With the pictures omitted, write out the entries that follow exactly as they stand.

---------- PROVIDED DATA ----------

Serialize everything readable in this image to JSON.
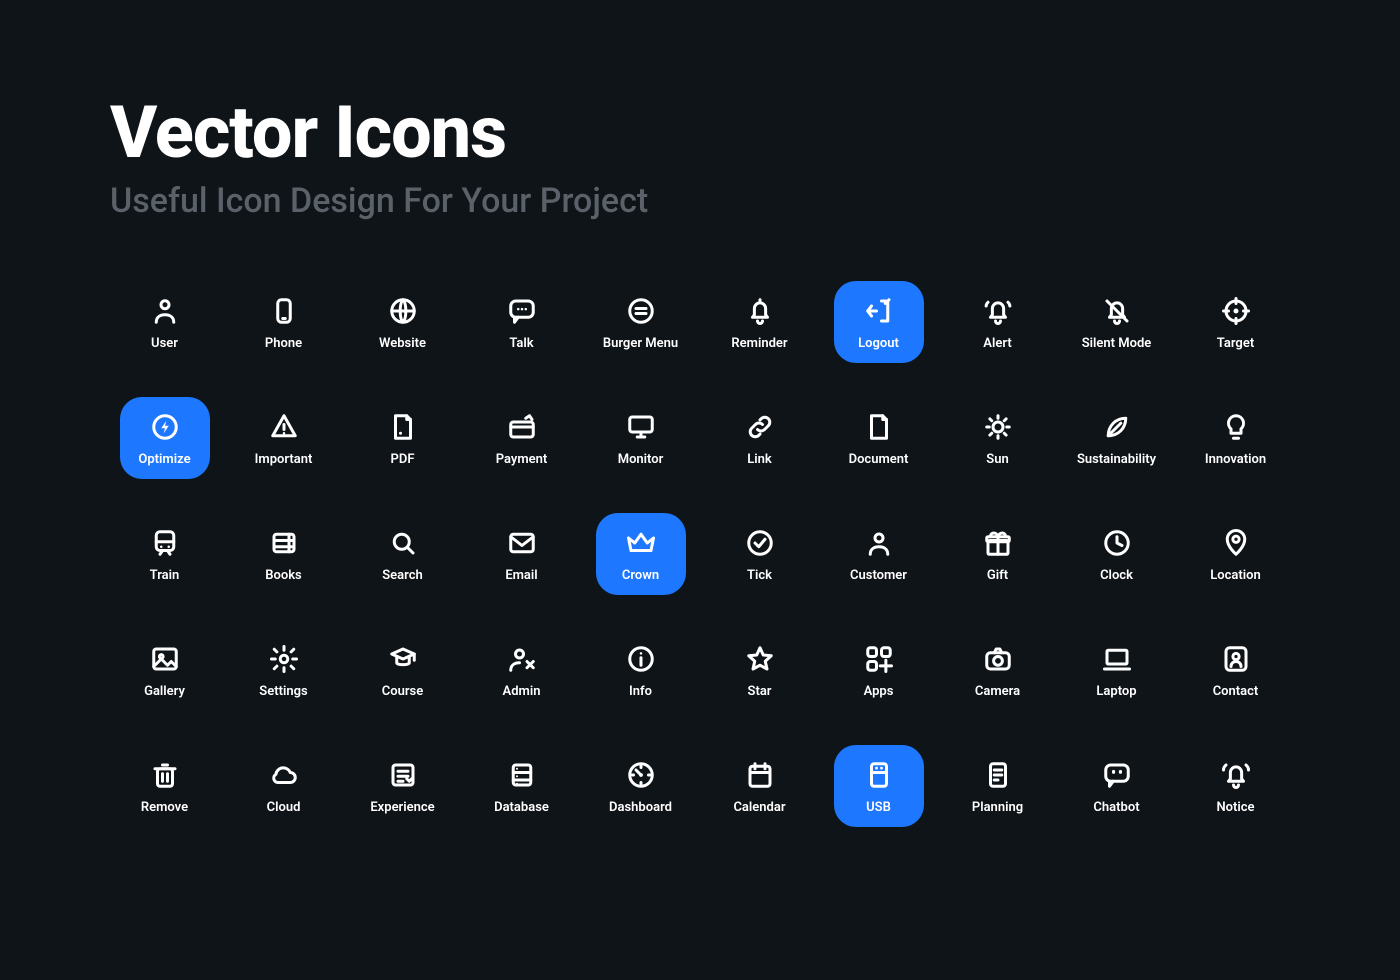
{
  "header": {
    "title": "Vector Icons",
    "subtitle": "Useful Icon Design For Your Project"
  },
  "accent": "#1e78ff",
  "icons": [
    {
      "id": "user",
      "label": "User",
      "active": false
    },
    {
      "id": "phone",
      "label": "Phone",
      "active": false
    },
    {
      "id": "website",
      "label": "Website",
      "active": false
    },
    {
      "id": "talk",
      "label": "Talk",
      "active": false
    },
    {
      "id": "burger-menu",
      "label": "Burger Menu",
      "active": false
    },
    {
      "id": "reminder",
      "label": "Reminder",
      "active": false
    },
    {
      "id": "logout",
      "label": "Logout",
      "active": true
    },
    {
      "id": "alert",
      "label": "Alert",
      "active": false
    },
    {
      "id": "silent-mode",
      "label": "Silent Mode",
      "active": false
    },
    {
      "id": "target",
      "label": "Target",
      "active": false
    },
    {
      "id": "optimize",
      "label": "Optimize",
      "active": true
    },
    {
      "id": "important",
      "label": "Important",
      "active": false
    },
    {
      "id": "pdf",
      "label": "PDF",
      "active": false
    },
    {
      "id": "payment",
      "label": "Payment",
      "active": false
    },
    {
      "id": "monitor",
      "label": "Monitor",
      "active": false
    },
    {
      "id": "link",
      "label": "Link",
      "active": false
    },
    {
      "id": "document",
      "label": "Document",
      "active": false
    },
    {
      "id": "sun",
      "label": "Sun",
      "active": false
    },
    {
      "id": "sustainability",
      "label": "Sustainability",
      "active": false
    },
    {
      "id": "innovation",
      "label": "Innovation",
      "active": false
    },
    {
      "id": "train",
      "label": "Train",
      "active": false
    },
    {
      "id": "books",
      "label": "Books",
      "active": false
    },
    {
      "id": "search",
      "label": "Search",
      "active": false
    },
    {
      "id": "email",
      "label": "Email",
      "active": false
    },
    {
      "id": "crown",
      "label": "Crown",
      "active": true
    },
    {
      "id": "tick",
      "label": "Tick",
      "active": false
    },
    {
      "id": "customer",
      "label": "Customer",
      "active": false
    },
    {
      "id": "gift",
      "label": "Gift",
      "active": false
    },
    {
      "id": "clock",
      "label": "Clock",
      "active": false
    },
    {
      "id": "location",
      "label": "Location",
      "active": false
    },
    {
      "id": "gallery",
      "label": "Gallery",
      "active": false
    },
    {
      "id": "settings",
      "label": "Settings",
      "active": false
    },
    {
      "id": "course",
      "label": "Course",
      "active": false
    },
    {
      "id": "admin",
      "label": "Admin",
      "active": false
    },
    {
      "id": "info",
      "label": "Info",
      "active": false
    },
    {
      "id": "star",
      "label": "Star",
      "active": false
    },
    {
      "id": "apps",
      "label": "Apps",
      "active": false
    },
    {
      "id": "camera",
      "label": "Camera",
      "active": false
    },
    {
      "id": "laptop",
      "label": "Laptop",
      "active": false
    },
    {
      "id": "contact",
      "label": "Contact",
      "active": false
    },
    {
      "id": "remove",
      "label": "Remove",
      "active": false
    },
    {
      "id": "cloud",
      "label": "Cloud",
      "active": false
    },
    {
      "id": "experience",
      "label": "Experience",
      "active": false
    },
    {
      "id": "database",
      "label": "Database",
      "active": false
    },
    {
      "id": "dashboard",
      "label": "Dashboard",
      "active": false
    },
    {
      "id": "calendar",
      "label": "Calendar",
      "active": false
    },
    {
      "id": "usb",
      "label": "USB",
      "active": true
    },
    {
      "id": "planning",
      "label": "Planning",
      "active": false
    },
    {
      "id": "chatbot",
      "label": "Chatbot",
      "active": false
    },
    {
      "id": "notice",
      "label": "Notice",
      "active": false
    }
  ]
}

----------

▶ SOLUTION TO THE PROBLEM:
Serialize everything readable in this image to JSON.
{
  "header": {
    "title": "Vector Icons",
    "subtitle": "Useful Icon Design For Your Project"
  },
  "accent": "#1e78ff",
  "icons": [
    {
      "id": "user",
      "label": "User",
      "active": false
    },
    {
      "id": "phone",
      "label": "Phone",
      "active": false
    },
    {
      "id": "website",
      "label": "Website",
      "active": false
    },
    {
      "id": "talk",
      "label": "Talk",
      "active": false
    },
    {
      "id": "burger-menu",
      "label": "Burger Menu",
      "active": false
    },
    {
      "id": "reminder",
      "label": "Reminder",
      "active": false
    },
    {
      "id": "logout",
      "label": "Logout",
      "active": true
    },
    {
      "id": "alert",
      "label": "Alert",
      "active": false
    },
    {
      "id": "silent-mode",
      "label": "Silent Mode",
      "active": false
    },
    {
      "id": "target",
      "label": "Target",
      "active": false
    },
    {
      "id": "optimize",
      "label": "Optimize",
      "active": true
    },
    {
      "id": "important",
      "label": "Important",
      "active": false
    },
    {
      "id": "pdf",
      "label": "PDF",
      "active": false
    },
    {
      "id": "payment",
      "label": "Payment",
      "active": false
    },
    {
      "id": "monitor",
      "label": "Monitor",
      "active": false
    },
    {
      "id": "link",
      "label": "Link",
      "active": false
    },
    {
      "id": "document",
      "label": "Document",
      "active": false
    },
    {
      "id": "sun",
      "label": "Sun",
      "active": false
    },
    {
      "id": "sustainability",
      "label": "Sustainability",
      "active": false
    },
    {
      "id": "innovation",
      "label": "Innovation",
      "active": false
    },
    {
      "id": "train",
      "label": "Train",
      "active": false
    },
    {
      "id": "books",
      "label": "Books",
      "active": false
    },
    {
      "id": "search",
      "label": "Search",
      "active": false
    },
    {
      "id": "email",
      "label": "Email",
      "active": false
    },
    {
      "id": "crown",
      "label": "Crown",
      "active": true
    },
    {
      "id": "tick",
      "label": "Tick",
      "active": false
    },
    {
      "id": "customer",
      "label": "Customer",
      "active": false
    },
    {
      "id": "gift",
      "label": "Gift",
      "active": false
    },
    {
      "id": "clock",
      "label": "Clock",
      "active": false
    },
    {
      "id": "location",
      "label": "Location",
      "active": false
    },
    {
      "id": "gallery",
      "label": "Gallery",
      "active": false
    },
    {
      "id": "settings",
      "label": "Settings",
      "active": false
    },
    {
      "id": "course",
      "label": "Course",
      "active": false
    },
    {
      "id": "admin",
      "label": "Admin",
      "active": false
    },
    {
      "id": "info",
      "label": "Info",
      "active": false
    },
    {
      "id": "star",
      "label": "Star",
      "active": false
    },
    {
      "id": "apps",
      "label": "Apps",
      "active": false
    },
    {
      "id": "camera",
      "label": "Camera",
      "active": false
    },
    {
      "id": "laptop",
      "label": "Laptop",
      "active": false
    },
    {
      "id": "contact",
      "label": "Contact",
      "active": false
    },
    {
      "id": "remove",
      "label": "Remove",
      "active": false
    },
    {
      "id": "cloud",
      "label": "Cloud",
      "active": false
    },
    {
      "id": "experience",
      "label": "Experience",
      "active": false
    },
    {
      "id": "database",
      "label": "Database",
      "active": false
    },
    {
      "id": "dashboard",
      "label": "Dashboard",
      "active": false
    },
    {
      "id": "calendar",
      "label": "Calendar",
      "active": false
    },
    {
      "id": "usb",
      "label": "USB",
      "active": true
    },
    {
      "id": "planning",
      "label": "Planning",
      "active": false
    },
    {
      "id": "chatbot",
      "label": "Chatbot",
      "active": false
    },
    {
      "id": "notice",
      "label": "Notice",
      "active": false
    }
  ]
}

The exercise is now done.